__RECORDS SUPPLIED__.
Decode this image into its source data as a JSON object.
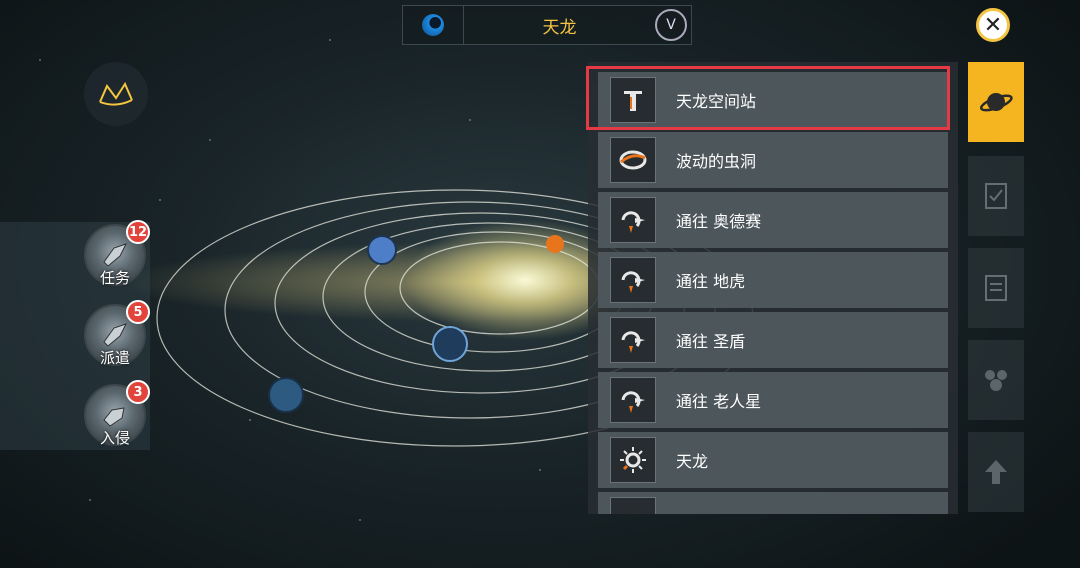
{
  "top": {
    "title": "天龙"
  },
  "list": {
    "items": [
      {
        "label": "天龙空间站",
        "icon": "space-station-icon"
      },
      {
        "label": "波动的虫洞",
        "icon": "wormhole-icon"
      },
      {
        "label": "通往 奥德赛",
        "icon": "jump-gate-icon"
      },
      {
        "label": "通往 地虎",
        "icon": "jump-gate-icon"
      },
      {
        "label": "通往 圣盾",
        "icon": "jump-gate-icon"
      },
      {
        "label": "通往 老人星",
        "icon": "jump-gate-icon"
      },
      {
        "label": "天龙",
        "icon": "star-icon"
      }
    ]
  },
  "missions": [
    {
      "label": "任务",
      "badge": "12"
    },
    {
      "label": "派遣",
      "badge": "5"
    },
    {
      "label": "入侵",
      "badge": "3"
    }
  ],
  "colors": {
    "accent": "#f5b520",
    "highlight": "#e53946",
    "badge": "#e0443a"
  }
}
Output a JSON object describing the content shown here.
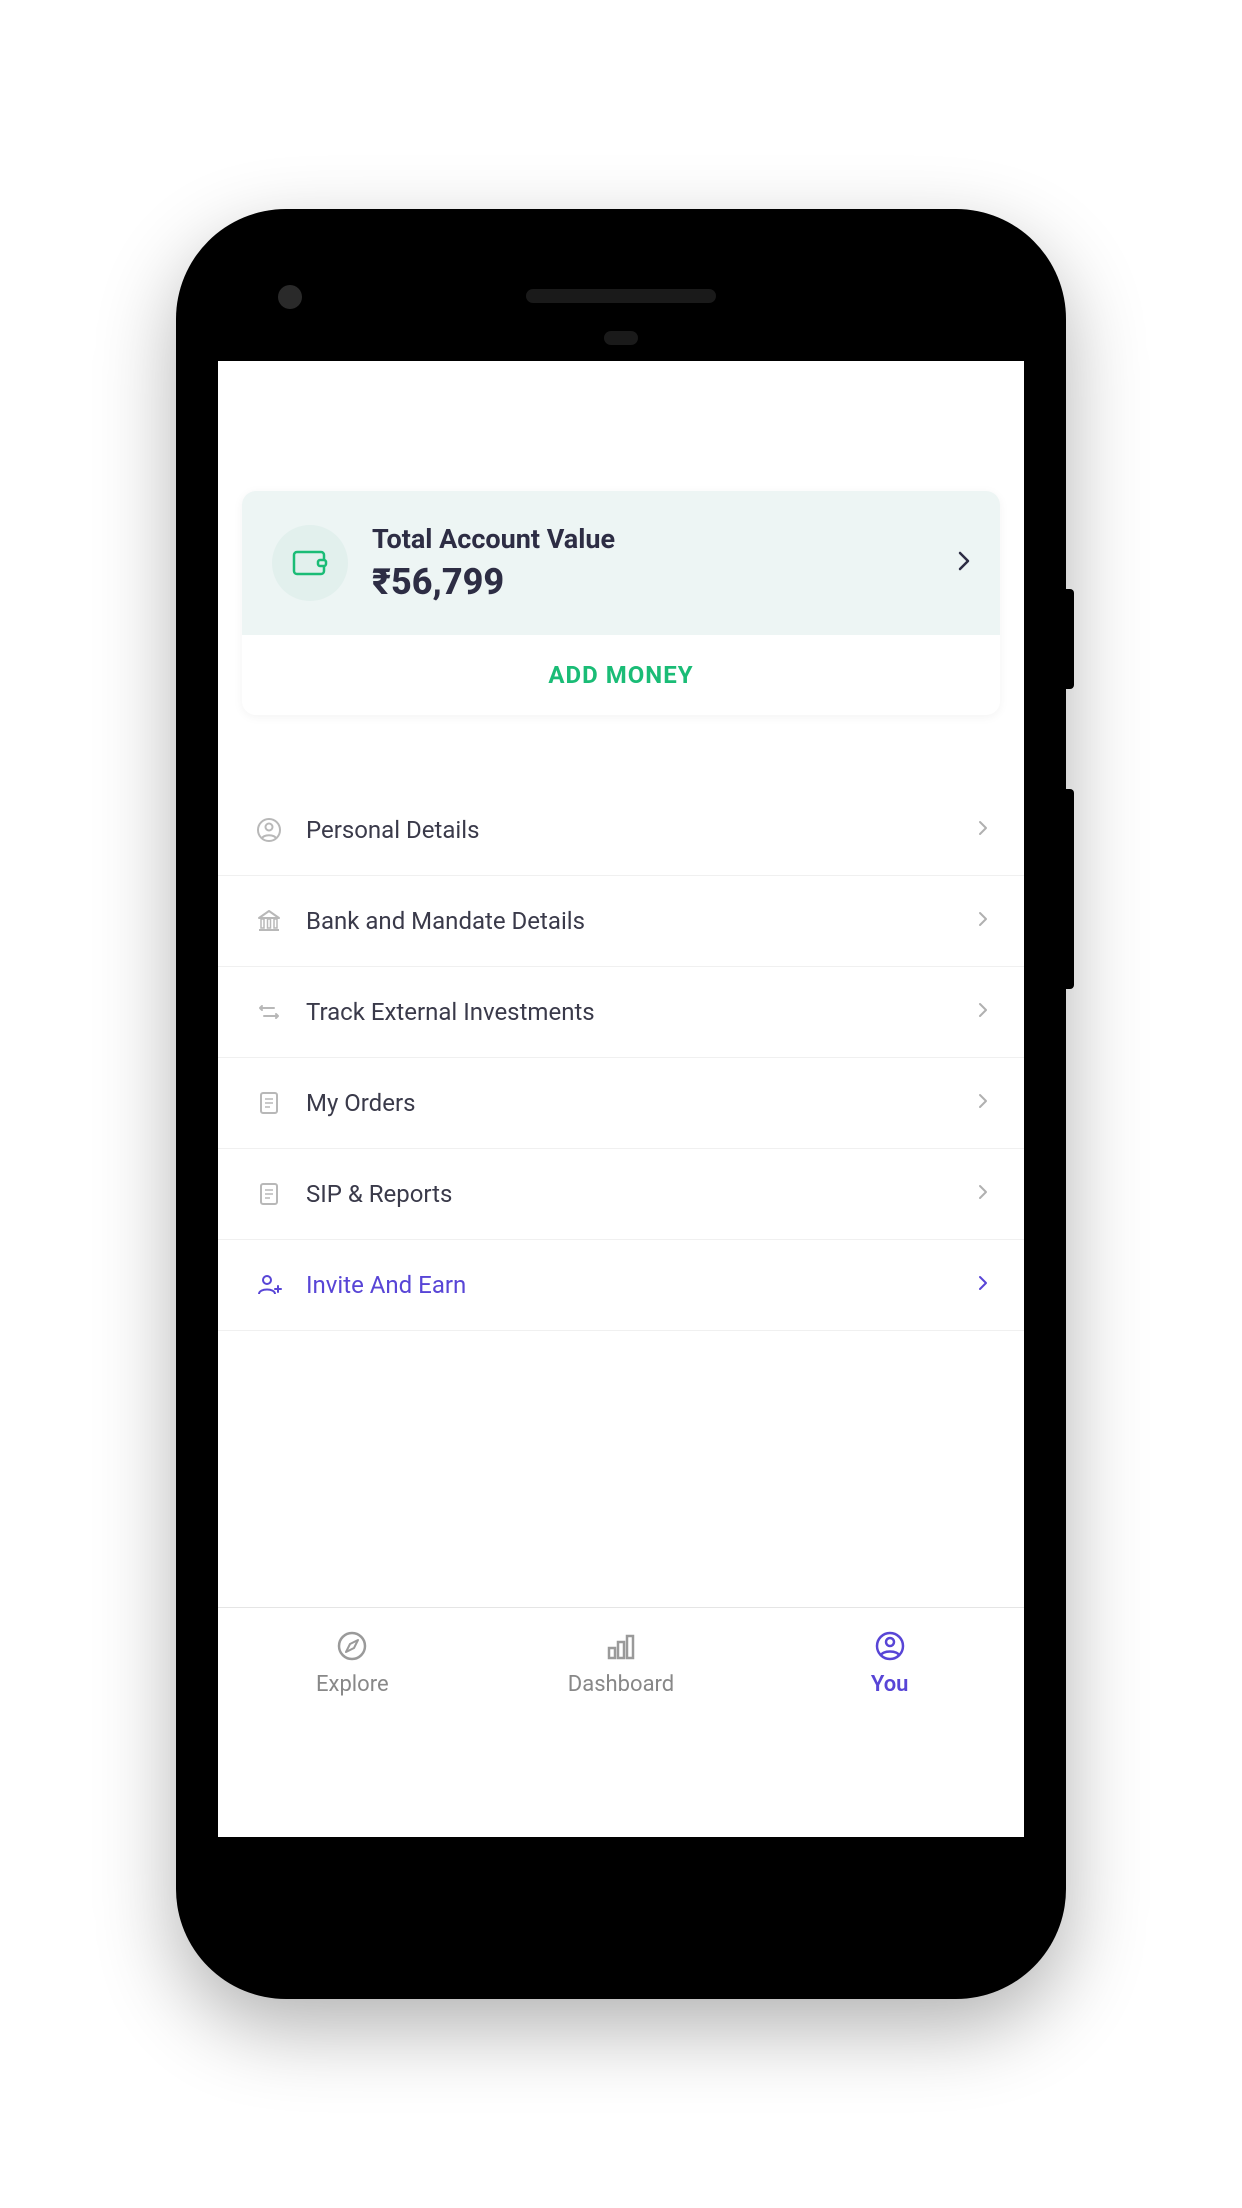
{
  "card": {
    "label": "Total Account Value",
    "value": "₹56,799",
    "button": "ADD MONEY"
  },
  "menu": [
    {
      "label": "Personal Details",
      "icon": "person-icon",
      "highlight": false
    },
    {
      "label": "Bank and Mandate Details",
      "icon": "bank-icon",
      "highlight": false
    },
    {
      "label": "Track External Investments",
      "icon": "arrows-icon",
      "highlight": false
    },
    {
      "label": "My Orders",
      "icon": "document-icon",
      "highlight": false
    },
    {
      "label": "SIP & Reports",
      "icon": "document-icon",
      "highlight": false
    },
    {
      "label": "Invite And Earn",
      "icon": "person-add-icon",
      "highlight": true
    }
  ],
  "nav": [
    {
      "label": "Explore",
      "icon": "compass-icon",
      "active": false
    },
    {
      "label": "Dashboard",
      "icon": "bars-icon",
      "active": false
    },
    {
      "label": "You",
      "icon": "person-circle-icon",
      "active": true
    }
  ],
  "colors": {
    "accent": "#5845d6",
    "green": "#1abc76",
    "gray": "#9a9a9a"
  }
}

__WHAT YOU SHOULD DO__. Work out how many lines in the records above hold the string "object", then give only that count.

__PROBLEM SOLUTION__. 2